** START Provided information **

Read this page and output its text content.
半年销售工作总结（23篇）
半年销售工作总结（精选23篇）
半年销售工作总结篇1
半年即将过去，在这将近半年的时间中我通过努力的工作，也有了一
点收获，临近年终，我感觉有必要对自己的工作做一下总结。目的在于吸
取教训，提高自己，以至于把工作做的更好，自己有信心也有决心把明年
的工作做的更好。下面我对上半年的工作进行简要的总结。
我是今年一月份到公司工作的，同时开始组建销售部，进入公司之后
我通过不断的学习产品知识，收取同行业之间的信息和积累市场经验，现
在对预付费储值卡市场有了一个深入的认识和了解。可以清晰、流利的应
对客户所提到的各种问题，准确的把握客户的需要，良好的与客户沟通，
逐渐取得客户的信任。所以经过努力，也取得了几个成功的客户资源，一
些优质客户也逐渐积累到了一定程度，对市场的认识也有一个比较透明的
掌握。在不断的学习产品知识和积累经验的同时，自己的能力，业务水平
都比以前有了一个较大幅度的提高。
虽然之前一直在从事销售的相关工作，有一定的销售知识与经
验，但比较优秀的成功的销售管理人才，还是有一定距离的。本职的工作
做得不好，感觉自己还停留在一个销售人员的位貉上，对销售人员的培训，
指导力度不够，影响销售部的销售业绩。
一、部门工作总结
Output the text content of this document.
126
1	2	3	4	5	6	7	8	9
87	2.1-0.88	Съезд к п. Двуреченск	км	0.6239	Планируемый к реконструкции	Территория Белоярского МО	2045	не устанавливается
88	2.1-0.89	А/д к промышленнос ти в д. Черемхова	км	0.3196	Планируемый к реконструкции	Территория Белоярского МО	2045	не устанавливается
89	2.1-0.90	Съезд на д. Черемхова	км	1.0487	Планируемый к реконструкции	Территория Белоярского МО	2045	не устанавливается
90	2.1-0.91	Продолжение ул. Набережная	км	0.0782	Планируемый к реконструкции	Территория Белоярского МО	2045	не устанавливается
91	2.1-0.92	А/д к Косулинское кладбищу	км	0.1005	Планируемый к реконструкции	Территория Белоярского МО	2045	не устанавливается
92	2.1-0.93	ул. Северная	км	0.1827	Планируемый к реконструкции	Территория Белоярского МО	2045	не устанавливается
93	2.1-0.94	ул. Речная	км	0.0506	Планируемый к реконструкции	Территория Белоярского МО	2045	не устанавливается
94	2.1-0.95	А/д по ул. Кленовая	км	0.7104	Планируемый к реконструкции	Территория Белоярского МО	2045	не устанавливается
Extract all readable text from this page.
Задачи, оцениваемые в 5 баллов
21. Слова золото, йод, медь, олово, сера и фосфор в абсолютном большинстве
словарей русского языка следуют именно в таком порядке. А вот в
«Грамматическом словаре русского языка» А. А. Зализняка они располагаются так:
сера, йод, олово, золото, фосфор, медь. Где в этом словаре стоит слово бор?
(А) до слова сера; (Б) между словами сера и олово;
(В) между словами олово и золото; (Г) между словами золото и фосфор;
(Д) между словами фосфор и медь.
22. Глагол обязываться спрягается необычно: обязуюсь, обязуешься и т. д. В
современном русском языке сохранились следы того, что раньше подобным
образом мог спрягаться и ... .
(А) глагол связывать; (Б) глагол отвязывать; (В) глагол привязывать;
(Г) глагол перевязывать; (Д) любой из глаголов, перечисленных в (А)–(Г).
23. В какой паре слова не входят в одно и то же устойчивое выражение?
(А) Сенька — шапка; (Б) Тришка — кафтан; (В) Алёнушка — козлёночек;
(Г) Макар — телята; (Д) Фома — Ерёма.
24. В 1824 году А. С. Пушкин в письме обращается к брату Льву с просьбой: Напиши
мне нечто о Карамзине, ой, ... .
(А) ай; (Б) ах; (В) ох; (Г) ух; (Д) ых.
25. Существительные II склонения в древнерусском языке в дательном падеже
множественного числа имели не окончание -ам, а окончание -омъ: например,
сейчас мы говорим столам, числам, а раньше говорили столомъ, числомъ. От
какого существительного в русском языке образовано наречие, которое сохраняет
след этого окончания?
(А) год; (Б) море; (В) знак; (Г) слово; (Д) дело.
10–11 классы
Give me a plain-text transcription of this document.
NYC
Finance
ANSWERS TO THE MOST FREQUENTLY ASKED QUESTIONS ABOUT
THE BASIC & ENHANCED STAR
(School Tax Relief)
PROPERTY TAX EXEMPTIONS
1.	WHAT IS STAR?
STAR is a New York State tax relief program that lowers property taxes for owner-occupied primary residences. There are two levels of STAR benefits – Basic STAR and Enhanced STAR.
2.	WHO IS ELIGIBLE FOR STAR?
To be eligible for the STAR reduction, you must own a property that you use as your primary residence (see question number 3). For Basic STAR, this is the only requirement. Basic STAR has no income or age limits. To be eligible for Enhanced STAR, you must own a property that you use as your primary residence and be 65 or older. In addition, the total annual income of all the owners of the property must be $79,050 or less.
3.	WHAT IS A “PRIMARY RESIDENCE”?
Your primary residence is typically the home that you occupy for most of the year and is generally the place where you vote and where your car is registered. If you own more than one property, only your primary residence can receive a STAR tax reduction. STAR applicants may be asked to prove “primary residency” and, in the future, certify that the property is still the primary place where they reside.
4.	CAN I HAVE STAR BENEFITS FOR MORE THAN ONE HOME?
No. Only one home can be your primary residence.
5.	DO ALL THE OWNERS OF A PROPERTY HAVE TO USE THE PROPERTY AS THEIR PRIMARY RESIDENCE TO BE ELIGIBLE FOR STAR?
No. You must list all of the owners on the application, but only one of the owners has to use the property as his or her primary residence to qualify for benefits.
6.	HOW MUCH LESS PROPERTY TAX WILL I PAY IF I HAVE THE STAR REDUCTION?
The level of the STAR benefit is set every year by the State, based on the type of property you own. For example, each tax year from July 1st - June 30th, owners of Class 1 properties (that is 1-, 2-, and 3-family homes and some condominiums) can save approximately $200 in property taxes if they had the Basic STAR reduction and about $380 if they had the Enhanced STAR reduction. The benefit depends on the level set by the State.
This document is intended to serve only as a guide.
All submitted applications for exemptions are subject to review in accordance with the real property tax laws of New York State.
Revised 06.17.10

** END Provided information **

# Job
Only lines with the string "Планируемый" belong in your answer; copy each one.

# Exercise output
87	2.1-0.88	Съезд к п. Двуреченск	км	0.6239	Планируемый к реконструкции	Территория Белоярского МО	2045	не устанавливается
88	2.1-0.89	А/д к промышленнос ти в д. Черемхова	км	0.3196	Планируемый к реконструкции	Территория Белоярского МО	2045	не устанавливается
89	2.1-0.90	Съезд на д. Черемхова	км	1.0487	Планируемый к реконструкции	Территория Белоярского МО	2045	не устанавливается
90	2.1-0.91	Продолжение ул. Набережная	км	0.0782	Планируемый к реконструкции	Территория Белоярского МО	2045	не устанавливается
91	2.1-0.92	А/д к Косулинское кладбищу	км	0.1005	Планируемый к реконструкции	Территория Белоярского МО	2045	не устанавливается
92	2.1-0.93	ул. Северная	км	0.1827	Планируемый к реконструкции	Территория Белоярского МО	2045	не устанавливается
93	2.1-0.94	ул. Речная	км	0.0506	Планируемый к реконструкции	Территория Белоярского МО	2045	не устанавливается
94	2.1-0.95	А/д по ул. Кленовая	км	0.7104	Планируемый к реконструкции	Территория Белоярского МО	2045	не устанавливается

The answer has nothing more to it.